## PROMPT
Where a line contains the word "joita", copy that line in full.

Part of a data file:
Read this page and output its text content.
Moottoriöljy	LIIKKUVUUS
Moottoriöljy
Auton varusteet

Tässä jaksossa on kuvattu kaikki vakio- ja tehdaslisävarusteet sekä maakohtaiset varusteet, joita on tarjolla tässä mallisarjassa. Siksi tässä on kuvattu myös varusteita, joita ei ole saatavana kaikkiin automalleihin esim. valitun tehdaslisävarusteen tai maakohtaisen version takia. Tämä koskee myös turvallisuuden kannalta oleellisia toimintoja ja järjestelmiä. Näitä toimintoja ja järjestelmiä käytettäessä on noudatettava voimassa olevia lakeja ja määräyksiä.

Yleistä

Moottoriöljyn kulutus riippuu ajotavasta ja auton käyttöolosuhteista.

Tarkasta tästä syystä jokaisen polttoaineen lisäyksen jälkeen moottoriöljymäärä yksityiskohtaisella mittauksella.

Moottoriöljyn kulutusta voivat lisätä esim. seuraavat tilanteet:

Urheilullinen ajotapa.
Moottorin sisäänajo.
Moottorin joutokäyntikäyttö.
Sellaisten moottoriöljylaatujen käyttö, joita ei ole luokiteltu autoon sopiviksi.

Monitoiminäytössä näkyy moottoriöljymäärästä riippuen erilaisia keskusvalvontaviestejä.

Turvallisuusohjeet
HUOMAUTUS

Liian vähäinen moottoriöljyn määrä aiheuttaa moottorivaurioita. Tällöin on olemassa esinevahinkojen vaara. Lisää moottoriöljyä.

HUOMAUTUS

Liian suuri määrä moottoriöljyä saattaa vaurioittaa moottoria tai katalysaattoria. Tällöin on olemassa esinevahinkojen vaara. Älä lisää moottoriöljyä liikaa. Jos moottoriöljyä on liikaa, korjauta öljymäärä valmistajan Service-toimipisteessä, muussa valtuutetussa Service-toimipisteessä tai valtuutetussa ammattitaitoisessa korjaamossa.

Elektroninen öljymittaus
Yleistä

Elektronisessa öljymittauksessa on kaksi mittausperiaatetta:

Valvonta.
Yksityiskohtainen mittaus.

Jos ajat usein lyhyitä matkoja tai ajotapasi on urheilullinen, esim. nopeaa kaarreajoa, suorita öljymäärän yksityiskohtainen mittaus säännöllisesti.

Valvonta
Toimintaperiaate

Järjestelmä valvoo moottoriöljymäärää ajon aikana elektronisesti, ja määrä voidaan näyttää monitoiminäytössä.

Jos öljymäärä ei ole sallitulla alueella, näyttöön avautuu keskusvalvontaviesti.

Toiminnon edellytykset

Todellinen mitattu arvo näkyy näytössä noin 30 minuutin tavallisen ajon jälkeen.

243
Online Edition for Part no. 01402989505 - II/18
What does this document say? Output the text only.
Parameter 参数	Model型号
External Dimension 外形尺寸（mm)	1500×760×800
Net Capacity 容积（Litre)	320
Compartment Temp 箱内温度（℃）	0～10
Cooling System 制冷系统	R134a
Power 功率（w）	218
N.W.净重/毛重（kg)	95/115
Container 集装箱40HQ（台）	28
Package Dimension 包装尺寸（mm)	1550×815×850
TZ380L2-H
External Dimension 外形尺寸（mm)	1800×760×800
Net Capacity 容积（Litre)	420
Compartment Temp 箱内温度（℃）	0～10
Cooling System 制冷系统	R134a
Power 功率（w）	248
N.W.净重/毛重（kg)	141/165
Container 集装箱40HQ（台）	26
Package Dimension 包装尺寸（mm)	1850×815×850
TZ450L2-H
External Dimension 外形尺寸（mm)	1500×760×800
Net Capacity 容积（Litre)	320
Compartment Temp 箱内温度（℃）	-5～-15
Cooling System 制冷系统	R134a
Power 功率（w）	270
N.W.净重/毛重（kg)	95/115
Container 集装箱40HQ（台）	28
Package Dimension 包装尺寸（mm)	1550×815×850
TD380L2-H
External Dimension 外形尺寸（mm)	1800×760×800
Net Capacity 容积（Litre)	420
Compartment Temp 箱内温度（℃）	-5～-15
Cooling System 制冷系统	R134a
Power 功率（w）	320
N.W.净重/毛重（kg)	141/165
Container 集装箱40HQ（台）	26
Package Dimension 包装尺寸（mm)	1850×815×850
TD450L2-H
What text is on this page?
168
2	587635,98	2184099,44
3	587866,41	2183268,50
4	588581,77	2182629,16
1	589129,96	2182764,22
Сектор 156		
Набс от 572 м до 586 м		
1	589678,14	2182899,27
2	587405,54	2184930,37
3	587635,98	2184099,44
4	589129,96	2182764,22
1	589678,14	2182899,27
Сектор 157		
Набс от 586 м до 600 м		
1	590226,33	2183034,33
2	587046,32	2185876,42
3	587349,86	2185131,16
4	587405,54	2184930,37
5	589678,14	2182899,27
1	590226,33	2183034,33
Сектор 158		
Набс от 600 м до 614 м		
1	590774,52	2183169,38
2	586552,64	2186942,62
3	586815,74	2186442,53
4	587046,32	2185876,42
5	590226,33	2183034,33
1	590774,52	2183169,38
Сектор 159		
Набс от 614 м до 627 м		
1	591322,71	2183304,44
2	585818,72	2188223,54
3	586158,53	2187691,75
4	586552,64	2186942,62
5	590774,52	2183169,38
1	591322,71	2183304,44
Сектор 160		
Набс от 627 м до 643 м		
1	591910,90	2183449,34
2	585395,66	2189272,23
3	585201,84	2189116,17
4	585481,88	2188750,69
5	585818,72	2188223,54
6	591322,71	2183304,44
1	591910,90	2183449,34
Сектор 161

## RESULT FOR THIS EXERCISE
Tässä jaksossa on kuvattu kaikki vakio- ja tehdaslisävarusteet sekä maakohtaiset varusteet, joita on tarjolla tässä mallisarjassa. Siksi tässä on kuvattu myös varusteita, joita ei ole saatavana kaikkiin automalleihin esim. valitun tehdaslisävarusteen tai maakohtaisen version takia. Tämä koskee myös turvallisuuden kannalta oleellisia toimintoja ja järjestelmiä. Näitä toimintoja ja järjestelmiä käytettäessä on noudatettava voimassa olevia lakeja ja määräyksiä.
Sellaisten moottoriöljylaatujen käyttö, joita ei ole luokiteltu autoon sopiviksi.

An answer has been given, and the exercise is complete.